**Your goal**
Verbatim output of all the material below is required.

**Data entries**
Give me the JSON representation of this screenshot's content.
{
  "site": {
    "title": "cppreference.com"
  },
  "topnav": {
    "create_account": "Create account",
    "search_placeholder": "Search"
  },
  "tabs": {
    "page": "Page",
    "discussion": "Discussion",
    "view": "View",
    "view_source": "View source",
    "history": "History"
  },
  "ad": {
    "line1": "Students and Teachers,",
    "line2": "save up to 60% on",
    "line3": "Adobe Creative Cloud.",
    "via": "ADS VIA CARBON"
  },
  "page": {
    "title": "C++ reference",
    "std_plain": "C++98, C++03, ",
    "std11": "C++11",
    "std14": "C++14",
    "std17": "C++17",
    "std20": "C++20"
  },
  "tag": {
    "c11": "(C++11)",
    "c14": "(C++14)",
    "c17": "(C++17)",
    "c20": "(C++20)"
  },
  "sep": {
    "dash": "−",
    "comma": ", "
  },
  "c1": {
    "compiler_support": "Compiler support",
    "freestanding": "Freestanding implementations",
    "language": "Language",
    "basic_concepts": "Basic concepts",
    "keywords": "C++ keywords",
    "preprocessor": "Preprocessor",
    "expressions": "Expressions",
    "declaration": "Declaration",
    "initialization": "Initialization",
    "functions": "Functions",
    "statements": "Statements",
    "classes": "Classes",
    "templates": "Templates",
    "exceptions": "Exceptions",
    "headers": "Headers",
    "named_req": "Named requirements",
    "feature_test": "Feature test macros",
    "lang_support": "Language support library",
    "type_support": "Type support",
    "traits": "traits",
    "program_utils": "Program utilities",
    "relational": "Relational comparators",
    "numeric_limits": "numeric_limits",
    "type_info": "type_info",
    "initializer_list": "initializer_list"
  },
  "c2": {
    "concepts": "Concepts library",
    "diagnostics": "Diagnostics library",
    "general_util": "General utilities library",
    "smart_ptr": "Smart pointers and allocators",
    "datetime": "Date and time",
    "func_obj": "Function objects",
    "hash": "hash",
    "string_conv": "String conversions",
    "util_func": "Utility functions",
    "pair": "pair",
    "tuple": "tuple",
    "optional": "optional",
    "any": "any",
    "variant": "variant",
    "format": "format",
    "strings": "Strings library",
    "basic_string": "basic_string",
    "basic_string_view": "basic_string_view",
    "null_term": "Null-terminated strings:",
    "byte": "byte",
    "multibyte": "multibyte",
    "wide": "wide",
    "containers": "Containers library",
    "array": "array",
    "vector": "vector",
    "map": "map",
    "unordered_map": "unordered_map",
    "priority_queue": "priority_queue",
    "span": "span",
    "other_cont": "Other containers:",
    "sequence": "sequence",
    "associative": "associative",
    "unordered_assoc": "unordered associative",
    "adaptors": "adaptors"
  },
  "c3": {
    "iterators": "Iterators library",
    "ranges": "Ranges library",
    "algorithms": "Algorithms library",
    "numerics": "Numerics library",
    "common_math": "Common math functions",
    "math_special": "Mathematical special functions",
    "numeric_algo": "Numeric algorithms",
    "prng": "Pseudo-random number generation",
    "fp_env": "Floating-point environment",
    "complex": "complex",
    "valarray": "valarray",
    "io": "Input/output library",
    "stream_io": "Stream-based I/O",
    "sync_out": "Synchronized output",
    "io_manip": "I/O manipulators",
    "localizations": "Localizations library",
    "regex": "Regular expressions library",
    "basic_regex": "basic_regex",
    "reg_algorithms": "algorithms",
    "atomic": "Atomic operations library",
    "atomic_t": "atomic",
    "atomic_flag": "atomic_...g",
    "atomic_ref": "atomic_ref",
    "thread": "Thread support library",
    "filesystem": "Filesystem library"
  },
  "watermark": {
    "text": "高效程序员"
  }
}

**Output for this task**
Give me the JSON representation of this screenshot's content.
{
  "site": {
    "title": "cppreference.com"
  },
  "topnav": {
    "create_account": "Create account",
    "search_placeholder": "Search"
  },
  "tabs": {
    "page": "Page",
    "discussion": "Discussion",
    "view": "View",
    "view_source": "View source",
    "history": "History"
  },
  "ad": {
    "line1": "Students and Teachers,",
    "line2": "save up to 60% on",
    "line3": "Adobe Creative Cloud.",
    "via": "ADS VIA CARBON"
  },
  "page": {
    "title": "C++ reference",
    "std_plain": "C++98, C++03, ",
    "std11": "C++11",
    "std14": "C++14",
    "std17": "C++17",
    "std20": "C++20"
  },
  "tag": {
    "c11": "(C++11)",
    "c14": "(C++14)",
    "c17": "(C++17)",
    "c20": "(C++20)"
  },
  "sep": {
    "dash": "−",
    "comma": ", "
  },
  "c1": {
    "compiler_support": "Compiler support",
    "freestanding": "Freestanding implementations",
    "language": "Language",
    "basic_concepts": "Basic concepts",
    "keywords": "C++ keywords",
    "preprocessor": "Preprocessor",
    "expressions": "Expressions",
    "declaration": "Declaration",
    "initialization": "Initialization",
    "functions": "Functions",
    "statements": "Statements",
    "classes": "Classes",
    "templates": "Templates",
    "exceptions": "Exceptions",
    "headers": "Headers",
    "named_req": "Named requirements",
    "feature_test": "Feature test macros",
    "lang_support": "Language support library",
    "type_support": "Type support",
    "traits": "traits",
    "program_utils": "Program utilities",
    "relational": "Relational comparators",
    "numeric_limits": "numeric_limits",
    "type_info": "type_info",
    "initializer_list": "initializer_list"
  },
  "c2": {
    "concepts": "Concepts library",
    "diagnostics": "Diagnostics library",
    "general_util": "General utilities library",
    "smart_ptr": "Smart pointers and allocators",
    "datetime": "Date and time",
    "func_obj": "Function objects",
    "hash": "hash",
    "string_conv": "String conversions",
    "util_func": "Utility functions",
    "pair": "pair",
    "tuple": "tuple",
    "optional": "optional",
    "any": "any",
    "variant": "variant",
    "format": "format",
    "strings": "Strings library",
    "basic_string": "basic_string",
    "basic_string_view": "basic_string_view",
    "null_term": "Null-terminated strings:",
    "byte": "byte",
    "multibyte": "multibyte",
    "wide": "wide",
    "containers": "Containers library",
    "array": "array",
    "vector": "vector",
    "map": "map",
    "unordered_map": "unordered_map",
    "priority_queue": "priority_queue",
    "span": "span",
    "other_cont": "Other containers:",
    "sequence": "sequence",
    "associative": "associative",
    "unordered_assoc": "unordered associative",
    "adaptors": "adaptors"
  },
  "c3": {
    "iterators": "Iterators library",
    "ranges": "Ranges library",
    "algorithms": "Algorithms library",
    "numerics": "Numerics library",
    "common_math": "Common math functions",
    "math_special": "Mathematical special functions",
    "numeric_algo": "Numeric algorithms",
    "prng": "Pseudo-random number generation",
    "fp_env": "Floating-point environment",
    "complex": "complex",
    "valarray": "valarray",
    "io": "Input/output library",
    "stream_io": "Stream-based I/O",
    "sync_out": "Synchronized output",
    "io_manip": "I/O manipulators",
    "localizations": "Localizations library",
    "regex": "Regular expressions library",
    "basic_regex": "basic_regex",
    "reg_algorithms": "algorithms",
    "atomic": "Atomic operations library",
    "atomic_t": "atomic",
    "atomic_flag": "atomic_...g",
    "atomic_ref": "atomic_ref",
    "thread": "Thread support library",
    "filesystem": "Filesystem library"
  },
  "watermark": {
    "text": "高效程序员"
  }
}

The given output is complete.